• [Stored rows]
'''

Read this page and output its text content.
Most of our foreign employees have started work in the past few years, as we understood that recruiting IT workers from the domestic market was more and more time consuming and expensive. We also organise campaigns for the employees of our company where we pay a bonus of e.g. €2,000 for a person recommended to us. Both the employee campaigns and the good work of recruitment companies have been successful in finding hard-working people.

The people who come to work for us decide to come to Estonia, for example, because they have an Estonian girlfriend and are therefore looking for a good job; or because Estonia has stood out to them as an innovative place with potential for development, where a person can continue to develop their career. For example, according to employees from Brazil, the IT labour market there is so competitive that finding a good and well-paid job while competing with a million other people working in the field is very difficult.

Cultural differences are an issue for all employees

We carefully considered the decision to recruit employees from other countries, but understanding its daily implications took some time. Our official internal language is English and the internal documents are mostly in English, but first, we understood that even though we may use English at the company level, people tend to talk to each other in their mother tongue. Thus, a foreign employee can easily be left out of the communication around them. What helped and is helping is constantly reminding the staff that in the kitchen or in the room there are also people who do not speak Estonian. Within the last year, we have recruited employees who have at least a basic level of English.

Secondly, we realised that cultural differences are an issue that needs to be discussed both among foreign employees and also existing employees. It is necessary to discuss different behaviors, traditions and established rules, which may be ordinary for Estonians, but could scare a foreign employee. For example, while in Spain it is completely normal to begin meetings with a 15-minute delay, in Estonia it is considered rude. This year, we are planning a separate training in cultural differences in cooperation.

'''

• [Task brief] Quote every entry exactly.

• [Answer in full]
Read this page and output its text content.
Most of our foreign employees have started work in the past few years, as we understood that recruiting IT workers from the domestic market was more and more time consuming and expensive. We also organise campaigns for the employees of our company where we pay a bonus of e.g. €2,000 for a person recommended to us. Both the employee campaigns and the good work of recruitment companies have been successful in finding hard-working people.

The people who come to work for us decide to come to Estonia, for example, because they have an Estonian girlfriend and are therefore looking for a good job; or because Estonia has stood out to them as an innovative place with potential for development, where a person can continue to develop their career. For example, according to employees from Brazil, the IT labour market there is so competitive that finding a good and well-paid job while competing with a million other people working in the field is very difficult.

Cultural differences are an issue for all employees

We carefully considered the decision to recruit employees from other countries, but understanding its daily implications took some time. Our official internal language is English and the internal documents are mostly in English, but first, we understood that even though we may use English at the company level, people tend to talk to each other in their mother tongue. Thus, a foreign employee can easily be left out of the communication around them. What helped and is helping is constantly reminding the staff that in the kitchen or in the room there are also people who do not speak Estonian. Within the last year, we have recruited employees who have at least a basic level of English.

Secondly, we realised that cultural differences are an issue that needs to be discussed both among foreign employees and also existing employees. It is necessary to discuss different behaviors, traditions and established rules, which may be ordinary for Estonians, but could scare a foreign employee. For example, while in Spain it is completely normal to begin meetings with a 15-minute delay, in Estonia it is considered rude. This year, we are planning a separate training in cultural differences in cooperation.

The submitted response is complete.